=== Listed records ===
++++++++++++++++++++

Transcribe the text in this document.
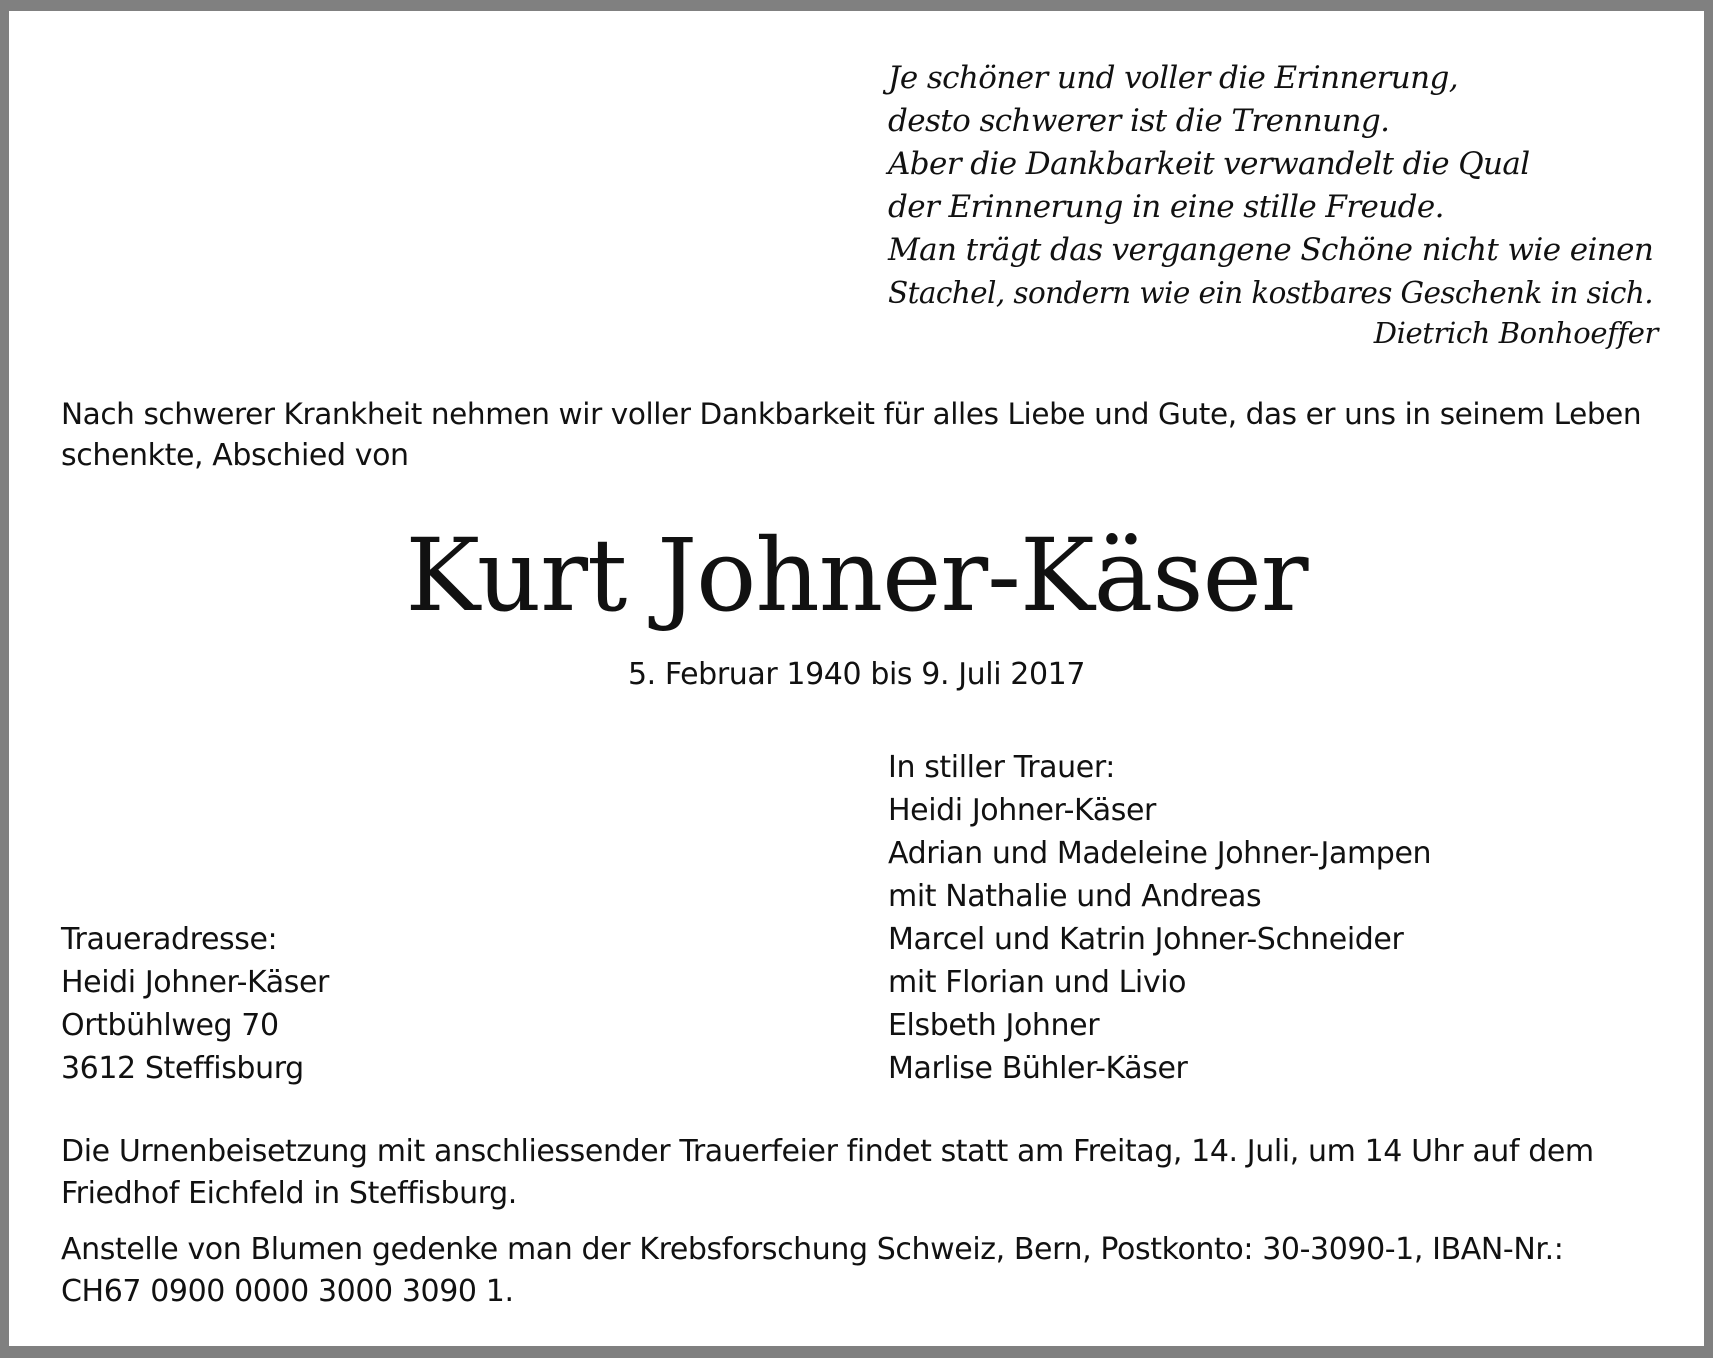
Je schöner und voller die Erinnerung,
desto schwerer ist die Trennung.
Aber die Dankbarkeit verwandelt die Qual
der Erinnerung in eine stille Freude.
Man trägt das vergangene Schöne nicht wie einen
Stachel, sondern wie ein kostbares Geschenk in sich.
Dietrich Bonhoeffer
Nach schwerer Krankheit nehmen wir voller Dankbarkeit für alles Liebe und Gute, das er uns in seinem Leben
schenkte, Abschied von
Kurt Johner-Käser
5. Februar 1940 bis 9. Juli 2017
In stiller Trauer:
Heidi Johner-Käser
Adrian und Madeleine Johner-Jampen
mit Nathalie und Andreas
Marcel und Katrin Johner-Schneider
mit Florian und Livio
Elsbeth Johner
Marlise Bühler-Käser
Traueradresse:
Heidi Johner-Käser
Ortbühlweg 70
3612 Steffisburg
Die Urnenbeisetzung mit anschliessender Trauerfeier findet statt am Freitag, 14. Juli, um 14 Uhr auf dem
Friedhof Eichfeld in Steffisburg.
Anstelle von Blumen gedenke man der Krebsforschung Schweiz, Bern, Postkonto: 30-3090-1, IBAN-Nr.:
CH67 0900 0000 3000 3090 1.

++++++++++++++++++++

=== Description of the task ===
Without the pictures, extract every entry verbatim.

=== Output below ===
Transcribe the text in this document.
Je schöner und voller die Erinnerung,
desto schwerer ist die Trennung.
Aber die Dankbarkeit verwandelt die Qual
der Erinnerung in eine stille Freude.
Man trägt das vergangene Schöne nicht wie einen
Stachel, sondern wie ein kostbares Geschenk in sich.
Dietrich Bonhoeffer
Nach schwerer Krankheit nehmen wir voller Dankbarkeit für alles Liebe und Gute, das er uns in seinem Leben
schenkte, Abschied von
Kurt Johner-Käser
5. Februar 1940 bis 9. Juli 2017
In stiller Trauer:
Heidi Johner-Käser
Adrian und Madeleine Johner-Jampen
mit Nathalie und Andreas
Marcel und Katrin Johner-Schneider
mit Florian und Livio
Elsbeth Johner
Marlise Bühler-Käser
Traueradresse:
Heidi Johner-Käser
Ortbühlweg 70
3612 Steffisburg
Die Urnenbeisetzung mit anschliessender Trauerfeier findet statt am Freitag, 14. Juli, um 14 Uhr auf dem
Friedhof Eichfeld in Steffisburg.
Anstelle von Blumen gedenke man der Krebsforschung Schweiz, Bern, Postkonto: 30-3090-1, IBAN-Nr.:
CH67 0900 0000 3000 3090 1.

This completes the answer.